### [Stored data entries]
---
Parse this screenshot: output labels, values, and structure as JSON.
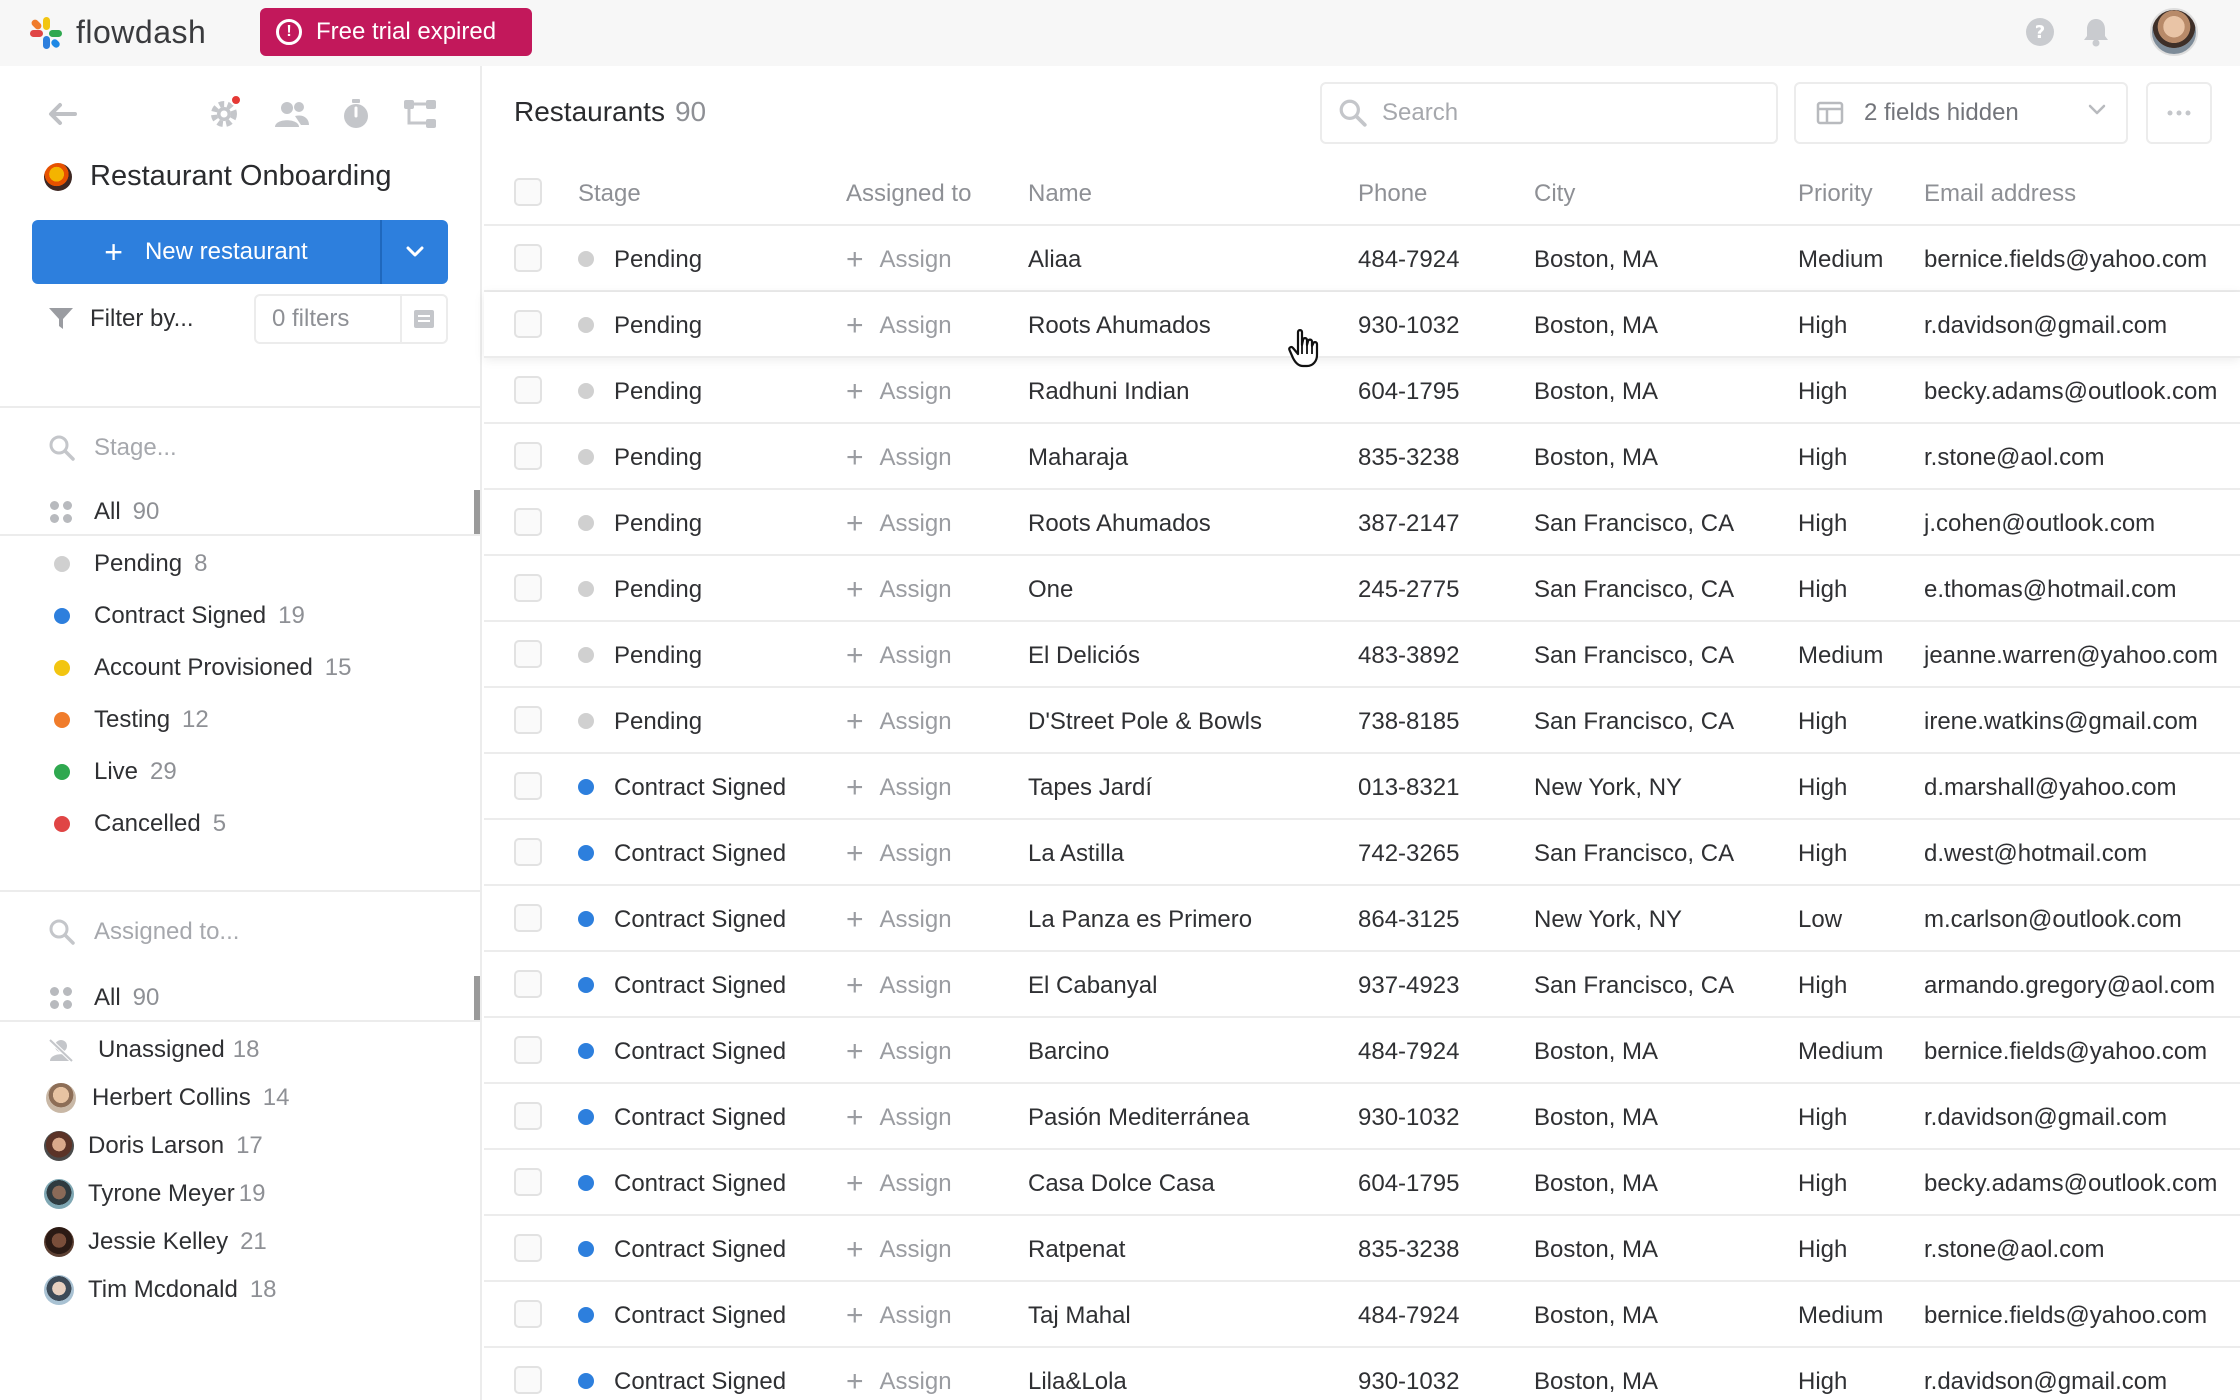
{
  "topbar": {
    "brand": "flowdash",
    "trial_badge": "Free trial expired"
  },
  "sidebar": {
    "app_title": "Restaurant Onboarding",
    "new_button": "New restaurant",
    "filter_label": "Filter by...",
    "filter_count": "0 filters",
    "stage_search_placeholder": "Stage...",
    "stages": [
      {
        "label": "All",
        "count": "90",
        "color": ""
      },
      {
        "label": "Pending",
        "count": "8",
        "color": "#d0d0d0"
      },
      {
        "label": "Contract Signed",
        "count": "19",
        "color": "#2d7fdd"
      },
      {
        "label": "Account Provisioned",
        "count": "15",
        "color": "#f2c511"
      },
      {
        "label": "Testing",
        "count": "12",
        "color": "#f07c2b"
      },
      {
        "label": "Live",
        "count": "29",
        "color": "#2fa84f"
      },
      {
        "label": "Cancelled",
        "count": "5",
        "color": "#e04545"
      }
    ],
    "assignee_search_placeholder": "Assigned to...",
    "assignees": [
      {
        "label": "All",
        "count": "90"
      },
      {
        "label": "Unassigned",
        "count": "18"
      },
      {
        "label": "Herbert Collins",
        "count": "14"
      },
      {
        "label": "Doris Larson",
        "count": "17"
      },
      {
        "label": "Tyrone Meyer",
        "count": "19"
      },
      {
        "label": "Jessie Kelley",
        "count": "21"
      },
      {
        "label": "Tim Mcdonald",
        "count": "18"
      }
    ]
  },
  "main": {
    "title": "Restaurants",
    "count": "90",
    "search_placeholder": "Search",
    "fields_hidden": "2 fields hidden",
    "columns": [
      "Stage",
      "Assigned to",
      "Name",
      "Phone",
      "City",
      "Priority",
      "Email address"
    ],
    "assign_label": "Assign",
    "rows": [
      {
        "stage": "Pending",
        "stage_color": "#d0d0d0",
        "name": "Aliaa",
        "phone": "484-7924",
        "city": "Boston, MA",
        "priority": "Medium",
        "email": "bernice.fields@yahoo.com"
      },
      {
        "stage": "Pending",
        "stage_color": "#d0d0d0",
        "name": "Roots Ahumados",
        "phone": "930-1032",
        "city": "Boston, MA",
        "priority": "High",
        "email": "r.davidson@gmail.com"
      },
      {
        "stage": "Pending",
        "stage_color": "#d0d0d0",
        "name": "Radhuni Indian",
        "phone": "604-1795",
        "city": "Boston, MA",
        "priority": "High",
        "email": "becky.adams@outlook.com"
      },
      {
        "stage": "Pending",
        "stage_color": "#d0d0d0",
        "name": "Maharaja",
        "phone": "835-3238",
        "city": "Boston, MA",
        "priority": "High",
        "email": "r.stone@aol.com"
      },
      {
        "stage": "Pending",
        "stage_color": "#d0d0d0",
        "name": "Roots Ahumados",
        "phone": "387-2147",
        "city": "San Francisco, CA",
        "priority": "High",
        "email": "j.cohen@outlook.com"
      },
      {
        "stage": "Pending",
        "stage_color": "#d0d0d0",
        "name": "One",
        "phone": "245-2775",
        "city": "San Francisco, CA",
        "priority": "High",
        "email": "e.thomas@hotmail.com"
      },
      {
        "stage": "Pending",
        "stage_color": "#d0d0d0",
        "name": "El Deliciós",
        "phone": "483-3892",
        "city": "San Francisco, CA",
        "priority": "Medium",
        "email": "jeanne.warren@yahoo.com"
      },
      {
        "stage": "Pending",
        "stage_color": "#d0d0d0",
        "name": "D'Street Pole & Bowls",
        "phone": "738-8185",
        "city": "San Francisco, CA",
        "priority": "High",
        "email": "irene.watkins@gmail.com"
      },
      {
        "stage": "Contract Signed",
        "stage_color": "#2d7fdd",
        "name": "Tapes Jardí",
        "phone": "013-8321",
        "city": "New York, NY",
        "priority": "High",
        "email": "d.marshall@yahoo.com"
      },
      {
        "stage": "Contract Signed",
        "stage_color": "#2d7fdd",
        "name": "La Astilla",
        "phone": "742-3265",
        "city": "San Francisco, CA",
        "priority": "High",
        "email": "d.west@hotmail.com"
      },
      {
        "stage": "Contract Signed",
        "stage_color": "#2d7fdd",
        "name": "La Panza es Primero",
        "phone": "864-3125",
        "city": "New York, NY",
        "priority": "Low",
        "email": "m.carlson@outlook.com"
      },
      {
        "stage": "Contract Signed",
        "stage_color": "#2d7fdd",
        "name": "El Cabanyal",
        "phone": "937-4923",
        "city": "San Francisco, CA",
        "priority": "High",
        "email": "armando.gregory@aol.com"
      },
      {
        "stage": "Contract Signed",
        "stage_color": "#2d7fdd",
        "name": "Barcino",
        "phone": "484-7924",
        "city": "Boston, MA",
        "priority": "Medium",
        "email": "bernice.fields@yahoo.com"
      },
      {
        "stage": "Contract Signed",
        "stage_color": "#2d7fdd",
        "name": "Pasión Mediterránea",
        "phone": "930-1032",
        "city": "Boston, MA",
        "priority": "High",
        "email": "r.davidson@gmail.com"
      },
      {
        "stage": "Contract Signed",
        "stage_color": "#2d7fdd",
        "name": "Casa Dolce Casa",
        "phone": "604-1795",
        "city": "Boston, MA",
        "priority": "High",
        "email": "becky.adams@outlook.com"
      },
      {
        "stage": "Contract Signed",
        "stage_color": "#2d7fdd",
        "name": "Ratpenat",
        "phone": "835-3238",
        "city": "Boston, MA",
        "priority": "High",
        "email": "r.stone@aol.com"
      },
      {
        "stage": "Contract Signed",
        "stage_color": "#2d7fdd",
        "name": "Taj Mahal",
        "phone": "484-7924",
        "city": "Boston, MA",
        "priority": "Medium",
        "email": "bernice.fields@yahoo.com"
      },
      {
        "stage": "Contract Signed",
        "stage_color": "#2d7fdd",
        "name": "Lila&Lola",
        "phone": "930-1032",
        "city": "Boston, MA",
        "priority": "High",
        "email": "r.davidson@gmail.com"
      }
    ]
  }
}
---
Leave out the pictures and give the listing above again exactly.

### [Solution to this exercise]
Parse this screenshot: output labels, values, and structure as JSON.
{
  "topbar": {
    "brand": "flowdash",
    "trial_badge": "Free trial expired"
  },
  "sidebar": {
    "app_title": "Restaurant Onboarding",
    "new_button": "New restaurant",
    "filter_label": "Filter by...",
    "filter_count": "0 filters",
    "stage_search_placeholder": "Stage...",
    "stages": [
      {
        "label": "All",
        "count": "90",
        "color": ""
      },
      {
        "label": "Pending",
        "count": "8",
        "color": "#d0d0d0"
      },
      {
        "label": "Contract Signed",
        "count": "19",
        "color": "#2d7fdd"
      },
      {
        "label": "Account Provisioned",
        "count": "15",
        "color": "#f2c511"
      },
      {
        "label": "Testing",
        "count": "12",
        "color": "#f07c2b"
      },
      {
        "label": "Live",
        "count": "29",
        "color": "#2fa84f"
      },
      {
        "label": "Cancelled",
        "count": "5",
        "color": "#e04545"
      }
    ],
    "assignee_search_placeholder": "Assigned to...",
    "assignees": [
      {
        "label": "All",
        "count": "90"
      },
      {
        "label": "Unassigned",
        "count": "18"
      },
      {
        "label": "Herbert Collins",
        "count": "14"
      },
      {
        "label": "Doris Larson",
        "count": "17"
      },
      {
        "label": "Tyrone Meyer",
        "count": "19"
      },
      {
        "label": "Jessie Kelley",
        "count": "21"
      },
      {
        "label": "Tim Mcdonald",
        "count": "18"
      }
    ]
  },
  "main": {
    "title": "Restaurants",
    "count": "90",
    "search_placeholder": "Search",
    "fields_hidden": "2 fields hidden",
    "columns": [
      "Stage",
      "Assigned to",
      "Name",
      "Phone",
      "City",
      "Priority",
      "Email address"
    ],
    "assign_label": "Assign",
    "rows": [
      {
        "stage": "Pending",
        "stage_color": "#d0d0d0",
        "name": "Aliaa",
        "phone": "484-7924",
        "city": "Boston, MA",
        "priority": "Medium",
        "email": "bernice.fields@yahoo.com"
      },
      {
        "stage": "Pending",
        "stage_color": "#d0d0d0",
        "name": "Roots Ahumados",
        "phone": "930-1032",
        "city": "Boston, MA",
        "priority": "High",
        "email": "r.davidson@gmail.com"
      },
      {
        "stage": "Pending",
        "stage_color": "#d0d0d0",
        "name": "Radhuni Indian",
        "phone": "604-1795",
        "city": "Boston, MA",
        "priority": "High",
        "email": "becky.adams@outlook.com"
      },
      {
        "stage": "Pending",
        "stage_color": "#d0d0d0",
        "name": "Maharaja",
        "phone": "835-3238",
        "city": "Boston, MA",
        "priority": "High",
        "email": "r.stone@aol.com"
      },
      {
        "stage": "Pending",
        "stage_color": "#d0d0d0",
        "name": "Roots Ahumados",
        "phone": "387-2147",
        "city": "San Francisco, CA",
        "priority": "High",
        "email": "j.cohen@outlook.com"
      },
      {
        "stage": "Pending",
        "stage_color": "#d0d0d0",
        "name": "One",
        "phone": "245-2775",
        "city": "San Francisco, CA",
        "priority": "High",
        "email": "e.thomas@hotmail.com"
      },
      {
        "stage": "Pending",
        "stage_color": "#d0d0d0",
        "name": "El Deliciós",
        "phone": "483-3892",
        "city": "San Francisco, CA",
        "priority": "Medium",
        "email": "jeanne.warren@yahoo.com"
      },
      {
        "stage": "Pending",
        "stage_color": "#d0d0d0",
        "name": "D'Street Pole & Bowls",
        "phone": "738-8185",
        "city": "San Francisco, CA",
        "priority": "High",
        "email": "irene.watkins@gmail.com"
      },
      {
        "stage": "Contract Signed",
        "stage_color": "#2d7fdd",
        "name": "Tapes Jardí",
        "phone": "013-8321",
        "city": "New York, NY",
        "priority": "High",
        "email": "d.marshall@yahoo.com"
      },
      {
        "stage": "Contract Signed",
        "stage_color": "#2d7fdd",
        "name": "La Astilla",
        "phone": "742-3265",
        "city": "San Francisco, CA",
        "priority": "High",
        "email": "d.west@hotmail.com"
      },
      {
        "stage": "Contract Signed",
        "stage_color": "#2d7fdd",
        "name": "La Panza es Primero",
        "phone": "864-3125",
        "city": "New York, NY",
        "priority": "Low",
        "email": "m.carlson@outlook.com"
      },
      {
        "stage": "Contract Signed",
        "stage_color": "#2d7fdd",
        "name": "El Cabanyal",
        "phone": "937-4923",
        "city": "San Francisco, CA",
        "priority": "High",
        "email": "armando.gregory@aol.com"
      },
      {
        "stage": "Contract Signed",
        "stage_color": "#2d7fdd",
        "name": "Barcino",
        "phone": "484-7924",
        "city": "Boston, MA",
        "priority": "Medium",
        "email": "bernice.fields@yahoo.com"
      },
      {
        "stage": "Contract Signed",
        "stage_color": "#2d7fdd",
        "name": "Pasión Mediterránea",
        "phone": "930-1032",
        "city": "Boston, MA",
        "priority": "High",
        "email": "r.davidson@gmail.com"
      },
      {
        "stage": "Contract Signed",
        "stage_color": "#2d7fdd",
        "name": "Casa Dolce Casa",
        "phone": "604-1795",
        "city": "Boston, MA",
        "priority": "High",
        "email": "becky.adams@outlook.com"
      },
      {
        "stage": "Contract Signed",
        "stage_color": "#2d7fdd",
        "name": "Ratpenat",
        "phone": "835-3238",
        "city": "Boston, MA",
        "priority": "High",
        "email": "r.stone@aol.com"
      },
      {
        "stage": "Contract Signed",
        "stage_color": "#2d7fdd",
        "name": "Taj Mahal",
        "phone": "484-7924",
        "city": "Boston, MA",
        "priority": "Medium",
        "email": "bernice.fields@yahoo.com"
      },
      {
        "stage": "Contract Signed",
        "stage_color": "#2d7fdd",
        "name": "Lila&Lola",
        "phone": "930-1032",
        "city": "Boston, MA",
        "priority": "High",
        "email": "r.davidson@gmail.com"
      }
    ]
  }
}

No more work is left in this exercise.